**Stated task**
Copy out all lines that carry the word "JSON".

**Data section**
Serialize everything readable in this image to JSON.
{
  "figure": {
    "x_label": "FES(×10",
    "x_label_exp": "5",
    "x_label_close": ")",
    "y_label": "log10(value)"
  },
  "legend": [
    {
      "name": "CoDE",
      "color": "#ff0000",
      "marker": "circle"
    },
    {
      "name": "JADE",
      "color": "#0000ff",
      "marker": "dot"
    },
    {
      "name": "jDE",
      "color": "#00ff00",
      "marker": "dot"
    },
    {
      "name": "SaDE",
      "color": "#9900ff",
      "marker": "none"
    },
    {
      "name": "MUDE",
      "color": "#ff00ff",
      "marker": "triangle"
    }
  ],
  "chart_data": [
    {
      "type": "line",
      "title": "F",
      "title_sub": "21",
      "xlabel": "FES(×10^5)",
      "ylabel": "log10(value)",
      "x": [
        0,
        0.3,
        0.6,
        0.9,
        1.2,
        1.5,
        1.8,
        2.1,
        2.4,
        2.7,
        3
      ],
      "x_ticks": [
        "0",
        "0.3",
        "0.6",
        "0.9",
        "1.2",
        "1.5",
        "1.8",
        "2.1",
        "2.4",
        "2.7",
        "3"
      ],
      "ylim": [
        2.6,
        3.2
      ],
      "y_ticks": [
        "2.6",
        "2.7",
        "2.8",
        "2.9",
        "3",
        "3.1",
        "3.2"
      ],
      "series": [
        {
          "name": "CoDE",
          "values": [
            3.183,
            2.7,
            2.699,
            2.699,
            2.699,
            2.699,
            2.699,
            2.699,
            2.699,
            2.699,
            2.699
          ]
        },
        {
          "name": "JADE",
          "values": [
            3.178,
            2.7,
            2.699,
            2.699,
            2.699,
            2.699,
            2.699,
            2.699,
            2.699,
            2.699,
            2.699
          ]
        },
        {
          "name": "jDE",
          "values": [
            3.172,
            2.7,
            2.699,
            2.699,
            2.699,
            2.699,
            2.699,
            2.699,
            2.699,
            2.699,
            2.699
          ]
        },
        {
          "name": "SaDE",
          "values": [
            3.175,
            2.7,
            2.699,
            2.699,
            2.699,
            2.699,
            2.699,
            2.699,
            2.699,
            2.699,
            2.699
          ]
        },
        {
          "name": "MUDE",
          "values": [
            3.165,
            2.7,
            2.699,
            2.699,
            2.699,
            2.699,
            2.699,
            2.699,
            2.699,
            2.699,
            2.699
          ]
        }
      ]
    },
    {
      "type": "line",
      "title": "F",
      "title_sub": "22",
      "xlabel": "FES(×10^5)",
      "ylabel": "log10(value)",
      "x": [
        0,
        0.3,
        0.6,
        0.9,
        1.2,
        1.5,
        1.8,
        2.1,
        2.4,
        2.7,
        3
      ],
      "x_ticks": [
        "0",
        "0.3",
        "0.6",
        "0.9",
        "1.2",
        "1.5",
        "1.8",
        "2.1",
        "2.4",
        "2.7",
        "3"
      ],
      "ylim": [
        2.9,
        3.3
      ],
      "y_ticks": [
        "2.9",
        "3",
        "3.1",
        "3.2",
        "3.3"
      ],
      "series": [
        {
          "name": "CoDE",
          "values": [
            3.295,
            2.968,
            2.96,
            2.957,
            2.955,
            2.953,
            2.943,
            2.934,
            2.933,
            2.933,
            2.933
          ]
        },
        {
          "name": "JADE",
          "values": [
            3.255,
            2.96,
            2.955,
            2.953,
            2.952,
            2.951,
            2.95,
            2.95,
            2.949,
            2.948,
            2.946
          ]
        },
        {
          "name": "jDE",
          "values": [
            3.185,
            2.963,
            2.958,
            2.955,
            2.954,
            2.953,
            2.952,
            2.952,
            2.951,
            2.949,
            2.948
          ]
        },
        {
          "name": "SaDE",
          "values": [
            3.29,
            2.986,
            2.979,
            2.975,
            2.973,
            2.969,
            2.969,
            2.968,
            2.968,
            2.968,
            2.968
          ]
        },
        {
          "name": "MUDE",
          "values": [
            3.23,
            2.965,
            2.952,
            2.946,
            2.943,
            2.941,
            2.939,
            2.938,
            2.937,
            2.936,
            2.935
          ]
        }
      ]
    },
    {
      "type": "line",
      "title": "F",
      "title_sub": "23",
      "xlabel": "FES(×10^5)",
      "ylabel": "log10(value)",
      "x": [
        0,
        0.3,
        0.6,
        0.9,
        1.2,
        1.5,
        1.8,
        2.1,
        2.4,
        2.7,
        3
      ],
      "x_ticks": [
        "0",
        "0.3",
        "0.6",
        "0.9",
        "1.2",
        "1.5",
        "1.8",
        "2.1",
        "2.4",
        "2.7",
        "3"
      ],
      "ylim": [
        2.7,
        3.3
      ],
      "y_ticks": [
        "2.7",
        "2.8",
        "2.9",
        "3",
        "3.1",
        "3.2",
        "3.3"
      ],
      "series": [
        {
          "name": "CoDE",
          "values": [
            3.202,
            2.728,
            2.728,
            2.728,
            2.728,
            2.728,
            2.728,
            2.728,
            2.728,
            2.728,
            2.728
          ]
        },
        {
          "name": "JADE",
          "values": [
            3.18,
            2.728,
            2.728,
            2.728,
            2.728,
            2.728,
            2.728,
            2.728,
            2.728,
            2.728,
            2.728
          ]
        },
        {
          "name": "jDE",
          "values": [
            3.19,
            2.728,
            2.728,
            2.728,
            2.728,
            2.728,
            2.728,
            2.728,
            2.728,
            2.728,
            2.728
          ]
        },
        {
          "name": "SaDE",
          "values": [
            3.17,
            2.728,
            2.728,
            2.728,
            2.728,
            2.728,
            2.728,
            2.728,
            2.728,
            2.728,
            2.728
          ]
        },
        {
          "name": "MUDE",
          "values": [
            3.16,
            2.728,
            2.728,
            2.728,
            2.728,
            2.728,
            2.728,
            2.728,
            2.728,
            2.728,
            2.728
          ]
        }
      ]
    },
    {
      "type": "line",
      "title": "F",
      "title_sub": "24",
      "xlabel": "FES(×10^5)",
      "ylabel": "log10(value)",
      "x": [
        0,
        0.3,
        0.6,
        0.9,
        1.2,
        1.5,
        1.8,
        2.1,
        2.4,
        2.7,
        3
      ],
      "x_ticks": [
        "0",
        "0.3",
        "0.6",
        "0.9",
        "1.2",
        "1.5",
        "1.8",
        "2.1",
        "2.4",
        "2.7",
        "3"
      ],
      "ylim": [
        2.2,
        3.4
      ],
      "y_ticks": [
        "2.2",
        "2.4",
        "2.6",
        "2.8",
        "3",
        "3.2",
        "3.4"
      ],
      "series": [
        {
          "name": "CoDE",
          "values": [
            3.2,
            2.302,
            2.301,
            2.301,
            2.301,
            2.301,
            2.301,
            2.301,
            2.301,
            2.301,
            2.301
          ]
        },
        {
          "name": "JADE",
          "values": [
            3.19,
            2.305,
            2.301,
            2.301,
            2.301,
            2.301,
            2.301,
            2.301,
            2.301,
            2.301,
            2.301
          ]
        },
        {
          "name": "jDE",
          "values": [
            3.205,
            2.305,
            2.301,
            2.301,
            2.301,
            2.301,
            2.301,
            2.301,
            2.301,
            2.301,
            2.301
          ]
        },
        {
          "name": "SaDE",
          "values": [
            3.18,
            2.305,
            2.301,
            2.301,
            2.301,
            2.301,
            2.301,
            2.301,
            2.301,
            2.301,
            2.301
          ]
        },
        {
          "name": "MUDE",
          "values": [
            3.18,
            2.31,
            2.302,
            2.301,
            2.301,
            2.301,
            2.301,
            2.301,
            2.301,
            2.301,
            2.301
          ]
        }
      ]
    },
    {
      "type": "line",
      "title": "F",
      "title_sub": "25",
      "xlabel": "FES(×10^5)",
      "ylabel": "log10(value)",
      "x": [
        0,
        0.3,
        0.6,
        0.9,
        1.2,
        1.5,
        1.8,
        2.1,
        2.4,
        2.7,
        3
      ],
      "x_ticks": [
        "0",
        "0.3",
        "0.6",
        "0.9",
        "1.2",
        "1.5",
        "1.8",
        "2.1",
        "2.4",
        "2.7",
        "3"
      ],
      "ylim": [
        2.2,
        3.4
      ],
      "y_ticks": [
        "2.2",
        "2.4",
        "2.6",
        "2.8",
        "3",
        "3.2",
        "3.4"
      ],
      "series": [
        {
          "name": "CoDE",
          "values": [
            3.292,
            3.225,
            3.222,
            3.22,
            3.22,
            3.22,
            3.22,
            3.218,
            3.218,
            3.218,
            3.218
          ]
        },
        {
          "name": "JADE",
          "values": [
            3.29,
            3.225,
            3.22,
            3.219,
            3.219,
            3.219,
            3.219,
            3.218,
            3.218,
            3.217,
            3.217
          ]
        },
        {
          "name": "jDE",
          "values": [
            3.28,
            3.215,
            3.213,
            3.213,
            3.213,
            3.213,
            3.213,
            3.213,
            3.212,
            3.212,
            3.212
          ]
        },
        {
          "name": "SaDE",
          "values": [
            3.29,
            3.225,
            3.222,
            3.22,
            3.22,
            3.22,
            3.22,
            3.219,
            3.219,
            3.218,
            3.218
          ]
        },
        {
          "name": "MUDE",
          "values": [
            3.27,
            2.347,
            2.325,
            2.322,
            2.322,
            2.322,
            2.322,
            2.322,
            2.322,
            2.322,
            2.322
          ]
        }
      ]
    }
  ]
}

---

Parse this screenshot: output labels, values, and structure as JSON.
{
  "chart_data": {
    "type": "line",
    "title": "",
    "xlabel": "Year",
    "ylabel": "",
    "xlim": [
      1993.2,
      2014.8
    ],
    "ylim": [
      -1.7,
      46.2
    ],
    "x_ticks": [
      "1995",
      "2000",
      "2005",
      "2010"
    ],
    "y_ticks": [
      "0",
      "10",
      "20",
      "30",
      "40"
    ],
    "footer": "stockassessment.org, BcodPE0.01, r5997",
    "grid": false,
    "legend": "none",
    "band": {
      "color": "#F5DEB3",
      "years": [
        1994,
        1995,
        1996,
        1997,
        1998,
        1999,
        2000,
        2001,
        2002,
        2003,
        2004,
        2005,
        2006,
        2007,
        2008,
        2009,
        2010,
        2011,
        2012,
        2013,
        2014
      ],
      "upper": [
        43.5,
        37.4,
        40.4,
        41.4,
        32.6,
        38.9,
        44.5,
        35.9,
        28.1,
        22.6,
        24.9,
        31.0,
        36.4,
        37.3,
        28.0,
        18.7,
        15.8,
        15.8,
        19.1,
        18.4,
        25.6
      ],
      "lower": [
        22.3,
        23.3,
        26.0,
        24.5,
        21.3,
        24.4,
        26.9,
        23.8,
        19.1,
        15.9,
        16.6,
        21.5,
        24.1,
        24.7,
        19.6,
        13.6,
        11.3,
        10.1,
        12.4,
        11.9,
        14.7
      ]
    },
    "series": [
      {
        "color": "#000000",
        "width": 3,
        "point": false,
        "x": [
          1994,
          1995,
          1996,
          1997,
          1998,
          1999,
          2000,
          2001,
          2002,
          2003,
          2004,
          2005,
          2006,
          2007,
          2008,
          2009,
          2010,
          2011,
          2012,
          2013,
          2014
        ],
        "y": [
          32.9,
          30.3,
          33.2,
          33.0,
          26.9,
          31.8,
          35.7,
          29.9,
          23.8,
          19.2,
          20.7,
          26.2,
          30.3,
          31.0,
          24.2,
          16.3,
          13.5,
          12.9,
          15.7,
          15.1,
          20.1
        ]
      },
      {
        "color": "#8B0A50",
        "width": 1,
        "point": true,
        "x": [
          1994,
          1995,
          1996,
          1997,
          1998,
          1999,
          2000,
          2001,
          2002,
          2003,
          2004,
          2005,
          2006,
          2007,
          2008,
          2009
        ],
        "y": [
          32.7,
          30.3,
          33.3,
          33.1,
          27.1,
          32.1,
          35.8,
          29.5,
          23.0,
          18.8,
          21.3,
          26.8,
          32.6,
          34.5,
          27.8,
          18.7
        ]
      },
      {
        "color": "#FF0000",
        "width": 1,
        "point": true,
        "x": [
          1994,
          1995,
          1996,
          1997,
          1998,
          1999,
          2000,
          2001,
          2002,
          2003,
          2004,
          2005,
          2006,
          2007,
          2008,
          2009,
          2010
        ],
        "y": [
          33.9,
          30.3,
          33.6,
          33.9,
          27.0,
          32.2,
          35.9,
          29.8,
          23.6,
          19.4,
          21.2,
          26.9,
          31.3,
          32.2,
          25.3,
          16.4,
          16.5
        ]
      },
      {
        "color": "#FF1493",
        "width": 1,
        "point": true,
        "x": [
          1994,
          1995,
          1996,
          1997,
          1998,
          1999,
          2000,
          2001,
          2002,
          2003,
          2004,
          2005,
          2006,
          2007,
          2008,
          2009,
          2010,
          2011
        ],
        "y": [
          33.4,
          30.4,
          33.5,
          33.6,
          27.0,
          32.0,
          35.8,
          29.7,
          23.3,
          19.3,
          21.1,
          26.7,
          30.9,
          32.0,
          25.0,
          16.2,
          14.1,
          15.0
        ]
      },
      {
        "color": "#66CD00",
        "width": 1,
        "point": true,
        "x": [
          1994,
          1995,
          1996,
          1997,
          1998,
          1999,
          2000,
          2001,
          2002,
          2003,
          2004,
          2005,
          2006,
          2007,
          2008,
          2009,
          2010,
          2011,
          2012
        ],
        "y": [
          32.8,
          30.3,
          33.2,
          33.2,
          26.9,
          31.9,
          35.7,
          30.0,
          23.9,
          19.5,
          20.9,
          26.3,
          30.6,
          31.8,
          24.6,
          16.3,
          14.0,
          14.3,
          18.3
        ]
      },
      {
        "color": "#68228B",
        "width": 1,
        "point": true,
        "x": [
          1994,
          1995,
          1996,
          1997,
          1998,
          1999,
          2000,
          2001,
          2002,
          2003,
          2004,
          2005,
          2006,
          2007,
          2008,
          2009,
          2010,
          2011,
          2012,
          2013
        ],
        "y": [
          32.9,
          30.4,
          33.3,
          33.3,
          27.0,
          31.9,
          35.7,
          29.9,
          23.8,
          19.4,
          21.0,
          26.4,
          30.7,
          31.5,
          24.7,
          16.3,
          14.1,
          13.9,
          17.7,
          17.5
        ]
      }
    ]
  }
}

**Solution to this task**
Serialize everything readable in this image to JSON.
Parse this screenshot: output labels, values, and structure as JSON.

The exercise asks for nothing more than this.